Aim of the task | Extract each line containing the string "label".
______________________________
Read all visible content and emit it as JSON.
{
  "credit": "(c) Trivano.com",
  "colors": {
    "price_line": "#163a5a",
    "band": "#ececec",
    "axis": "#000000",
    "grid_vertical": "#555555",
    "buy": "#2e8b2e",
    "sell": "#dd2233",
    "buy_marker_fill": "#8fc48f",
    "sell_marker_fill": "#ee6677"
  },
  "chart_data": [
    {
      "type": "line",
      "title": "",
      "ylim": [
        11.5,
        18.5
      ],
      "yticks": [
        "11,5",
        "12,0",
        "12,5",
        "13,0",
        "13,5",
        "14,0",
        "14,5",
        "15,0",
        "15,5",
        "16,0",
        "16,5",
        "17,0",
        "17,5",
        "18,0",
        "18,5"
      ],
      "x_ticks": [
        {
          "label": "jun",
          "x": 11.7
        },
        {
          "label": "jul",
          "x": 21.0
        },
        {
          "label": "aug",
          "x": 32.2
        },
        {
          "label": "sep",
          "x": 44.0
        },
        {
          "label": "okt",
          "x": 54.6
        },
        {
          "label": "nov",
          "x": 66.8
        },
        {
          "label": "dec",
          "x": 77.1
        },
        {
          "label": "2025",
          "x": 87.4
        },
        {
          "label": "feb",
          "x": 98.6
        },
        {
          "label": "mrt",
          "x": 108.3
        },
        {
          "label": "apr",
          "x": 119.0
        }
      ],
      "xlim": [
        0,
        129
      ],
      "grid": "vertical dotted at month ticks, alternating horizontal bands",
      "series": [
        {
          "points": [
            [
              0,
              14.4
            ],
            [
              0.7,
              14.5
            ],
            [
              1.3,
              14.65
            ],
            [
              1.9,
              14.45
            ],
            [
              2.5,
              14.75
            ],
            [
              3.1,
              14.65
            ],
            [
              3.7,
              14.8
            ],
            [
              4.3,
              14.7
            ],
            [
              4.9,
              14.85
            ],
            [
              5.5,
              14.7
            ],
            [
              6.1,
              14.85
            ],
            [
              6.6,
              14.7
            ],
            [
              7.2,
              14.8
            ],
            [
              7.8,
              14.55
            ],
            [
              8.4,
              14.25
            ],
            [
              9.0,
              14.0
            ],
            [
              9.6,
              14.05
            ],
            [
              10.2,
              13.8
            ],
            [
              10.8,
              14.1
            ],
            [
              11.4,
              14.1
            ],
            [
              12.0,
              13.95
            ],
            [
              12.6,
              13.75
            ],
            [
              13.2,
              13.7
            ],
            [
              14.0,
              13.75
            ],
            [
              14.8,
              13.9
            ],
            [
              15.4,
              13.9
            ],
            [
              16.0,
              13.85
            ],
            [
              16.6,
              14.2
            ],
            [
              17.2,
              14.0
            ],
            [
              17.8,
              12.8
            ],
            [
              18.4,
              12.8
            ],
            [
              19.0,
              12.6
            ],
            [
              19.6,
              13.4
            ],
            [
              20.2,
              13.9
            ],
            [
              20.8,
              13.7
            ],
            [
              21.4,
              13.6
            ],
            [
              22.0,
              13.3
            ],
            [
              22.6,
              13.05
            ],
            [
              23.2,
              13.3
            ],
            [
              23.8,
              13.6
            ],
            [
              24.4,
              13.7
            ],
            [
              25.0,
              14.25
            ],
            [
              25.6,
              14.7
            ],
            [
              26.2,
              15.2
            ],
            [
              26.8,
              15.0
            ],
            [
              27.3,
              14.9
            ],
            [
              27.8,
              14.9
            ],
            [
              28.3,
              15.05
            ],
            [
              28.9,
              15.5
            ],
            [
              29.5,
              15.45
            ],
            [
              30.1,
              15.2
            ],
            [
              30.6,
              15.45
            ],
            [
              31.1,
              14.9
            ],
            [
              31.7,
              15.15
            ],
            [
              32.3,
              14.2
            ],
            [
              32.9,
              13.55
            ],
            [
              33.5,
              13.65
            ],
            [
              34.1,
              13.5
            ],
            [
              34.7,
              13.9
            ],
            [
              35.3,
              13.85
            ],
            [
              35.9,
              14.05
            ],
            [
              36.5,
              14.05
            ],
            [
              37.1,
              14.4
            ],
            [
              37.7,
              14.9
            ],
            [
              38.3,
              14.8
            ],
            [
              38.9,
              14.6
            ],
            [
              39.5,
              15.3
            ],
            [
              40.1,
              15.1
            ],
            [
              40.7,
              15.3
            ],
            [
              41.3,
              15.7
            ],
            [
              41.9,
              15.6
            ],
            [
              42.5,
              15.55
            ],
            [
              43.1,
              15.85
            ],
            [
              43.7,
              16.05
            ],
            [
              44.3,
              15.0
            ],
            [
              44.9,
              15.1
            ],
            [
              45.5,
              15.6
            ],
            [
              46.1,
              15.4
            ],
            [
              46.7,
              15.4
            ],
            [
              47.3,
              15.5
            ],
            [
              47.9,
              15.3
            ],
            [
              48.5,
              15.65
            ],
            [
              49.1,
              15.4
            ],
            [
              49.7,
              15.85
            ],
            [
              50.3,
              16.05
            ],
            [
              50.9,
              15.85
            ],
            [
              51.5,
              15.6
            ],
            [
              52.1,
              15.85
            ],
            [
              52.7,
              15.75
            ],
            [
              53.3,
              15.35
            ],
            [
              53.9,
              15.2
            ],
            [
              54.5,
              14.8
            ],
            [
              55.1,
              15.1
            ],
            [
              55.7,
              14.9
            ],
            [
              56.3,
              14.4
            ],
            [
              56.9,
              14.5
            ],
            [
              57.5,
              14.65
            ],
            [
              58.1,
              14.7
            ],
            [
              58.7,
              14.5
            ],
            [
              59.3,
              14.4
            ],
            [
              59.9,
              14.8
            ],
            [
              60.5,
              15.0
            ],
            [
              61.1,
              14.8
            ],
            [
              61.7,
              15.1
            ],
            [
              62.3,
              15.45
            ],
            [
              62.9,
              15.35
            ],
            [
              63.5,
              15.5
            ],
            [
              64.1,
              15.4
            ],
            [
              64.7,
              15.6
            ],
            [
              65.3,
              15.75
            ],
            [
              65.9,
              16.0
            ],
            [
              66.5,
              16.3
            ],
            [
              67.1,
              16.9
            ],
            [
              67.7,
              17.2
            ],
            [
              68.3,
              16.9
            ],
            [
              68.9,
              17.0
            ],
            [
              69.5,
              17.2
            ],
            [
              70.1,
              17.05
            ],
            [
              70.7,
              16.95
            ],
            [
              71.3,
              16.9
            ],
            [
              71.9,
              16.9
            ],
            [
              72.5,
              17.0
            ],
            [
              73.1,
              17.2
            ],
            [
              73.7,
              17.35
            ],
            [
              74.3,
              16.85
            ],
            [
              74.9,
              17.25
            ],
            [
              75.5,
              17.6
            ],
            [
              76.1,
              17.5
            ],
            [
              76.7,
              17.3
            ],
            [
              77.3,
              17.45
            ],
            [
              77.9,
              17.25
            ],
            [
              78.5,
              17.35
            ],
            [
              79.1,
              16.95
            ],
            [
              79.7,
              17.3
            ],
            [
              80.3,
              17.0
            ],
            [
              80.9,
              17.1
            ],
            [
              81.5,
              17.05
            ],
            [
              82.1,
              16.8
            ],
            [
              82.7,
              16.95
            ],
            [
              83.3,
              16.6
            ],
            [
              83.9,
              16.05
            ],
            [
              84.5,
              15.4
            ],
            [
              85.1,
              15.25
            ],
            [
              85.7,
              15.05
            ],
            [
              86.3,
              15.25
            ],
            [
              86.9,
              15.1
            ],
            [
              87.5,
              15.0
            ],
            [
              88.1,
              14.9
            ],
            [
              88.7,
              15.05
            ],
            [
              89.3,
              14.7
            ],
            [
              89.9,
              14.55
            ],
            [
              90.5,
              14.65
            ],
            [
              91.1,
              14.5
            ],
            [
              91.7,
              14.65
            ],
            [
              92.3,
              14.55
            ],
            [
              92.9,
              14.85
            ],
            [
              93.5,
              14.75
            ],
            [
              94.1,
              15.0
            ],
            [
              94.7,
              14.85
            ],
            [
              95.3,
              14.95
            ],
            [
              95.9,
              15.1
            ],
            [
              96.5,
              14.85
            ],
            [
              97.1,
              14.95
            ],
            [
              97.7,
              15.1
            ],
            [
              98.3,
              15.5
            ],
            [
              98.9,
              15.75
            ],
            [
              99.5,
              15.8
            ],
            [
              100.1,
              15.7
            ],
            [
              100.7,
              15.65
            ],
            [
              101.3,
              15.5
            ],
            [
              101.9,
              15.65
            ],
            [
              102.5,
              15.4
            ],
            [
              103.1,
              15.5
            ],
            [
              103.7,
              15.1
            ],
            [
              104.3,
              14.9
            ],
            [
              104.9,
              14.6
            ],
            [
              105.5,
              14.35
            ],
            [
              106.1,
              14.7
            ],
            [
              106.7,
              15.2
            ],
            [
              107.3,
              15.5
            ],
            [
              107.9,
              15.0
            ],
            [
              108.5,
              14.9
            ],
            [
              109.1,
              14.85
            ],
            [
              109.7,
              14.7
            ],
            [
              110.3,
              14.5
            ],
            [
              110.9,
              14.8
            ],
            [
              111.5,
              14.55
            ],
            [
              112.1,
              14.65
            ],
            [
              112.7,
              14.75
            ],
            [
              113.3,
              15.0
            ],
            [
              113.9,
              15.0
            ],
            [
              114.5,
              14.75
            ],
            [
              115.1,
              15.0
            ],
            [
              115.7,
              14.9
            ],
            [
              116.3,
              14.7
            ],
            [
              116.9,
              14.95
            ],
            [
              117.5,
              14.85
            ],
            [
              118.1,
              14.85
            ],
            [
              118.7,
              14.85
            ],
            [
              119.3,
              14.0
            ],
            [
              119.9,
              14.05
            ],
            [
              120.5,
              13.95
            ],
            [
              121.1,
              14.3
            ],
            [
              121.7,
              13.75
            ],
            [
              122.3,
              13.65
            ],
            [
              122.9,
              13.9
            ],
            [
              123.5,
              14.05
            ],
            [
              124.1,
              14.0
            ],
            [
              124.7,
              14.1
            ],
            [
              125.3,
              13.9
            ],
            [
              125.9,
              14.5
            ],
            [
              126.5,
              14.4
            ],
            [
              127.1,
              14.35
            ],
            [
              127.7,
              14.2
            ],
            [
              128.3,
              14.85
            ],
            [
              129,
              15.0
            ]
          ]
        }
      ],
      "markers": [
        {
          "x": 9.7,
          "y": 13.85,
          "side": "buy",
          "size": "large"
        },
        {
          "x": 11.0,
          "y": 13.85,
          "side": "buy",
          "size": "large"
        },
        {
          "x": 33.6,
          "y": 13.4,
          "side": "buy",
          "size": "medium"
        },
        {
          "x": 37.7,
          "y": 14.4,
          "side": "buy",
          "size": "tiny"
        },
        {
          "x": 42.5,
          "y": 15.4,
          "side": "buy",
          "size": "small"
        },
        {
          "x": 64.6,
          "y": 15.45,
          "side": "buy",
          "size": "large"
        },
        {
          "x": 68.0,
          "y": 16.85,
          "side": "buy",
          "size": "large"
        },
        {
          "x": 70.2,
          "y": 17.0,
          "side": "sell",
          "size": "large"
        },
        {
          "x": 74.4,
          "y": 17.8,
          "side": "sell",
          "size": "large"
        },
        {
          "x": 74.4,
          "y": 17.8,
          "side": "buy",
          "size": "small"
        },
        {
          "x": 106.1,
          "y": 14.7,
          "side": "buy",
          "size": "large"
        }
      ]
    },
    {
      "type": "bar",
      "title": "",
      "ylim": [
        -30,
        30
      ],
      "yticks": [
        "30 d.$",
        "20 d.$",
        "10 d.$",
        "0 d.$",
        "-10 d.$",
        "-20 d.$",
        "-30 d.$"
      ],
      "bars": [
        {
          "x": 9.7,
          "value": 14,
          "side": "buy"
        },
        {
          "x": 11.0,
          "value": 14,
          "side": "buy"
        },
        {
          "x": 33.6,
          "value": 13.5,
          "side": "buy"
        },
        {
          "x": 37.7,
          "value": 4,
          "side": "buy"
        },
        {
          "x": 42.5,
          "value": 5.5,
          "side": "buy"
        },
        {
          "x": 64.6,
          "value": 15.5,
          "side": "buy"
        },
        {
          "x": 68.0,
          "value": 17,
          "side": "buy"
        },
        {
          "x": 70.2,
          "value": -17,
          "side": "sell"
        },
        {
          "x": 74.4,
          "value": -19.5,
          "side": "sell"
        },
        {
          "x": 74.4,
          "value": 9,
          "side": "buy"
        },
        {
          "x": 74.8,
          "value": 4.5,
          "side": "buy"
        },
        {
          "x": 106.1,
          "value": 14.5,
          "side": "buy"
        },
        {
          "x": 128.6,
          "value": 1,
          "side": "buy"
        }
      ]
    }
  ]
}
______________________________
Task output |
          "label": "jun",
          "label": "jul",
          "label": "aug",
          "label": "sep",
          "label": "okt",
          "label": "nov",
          "label": "dec",
          "label": "2025",
          "label": "feb",
          "label": "mrt",
          "label": "apr",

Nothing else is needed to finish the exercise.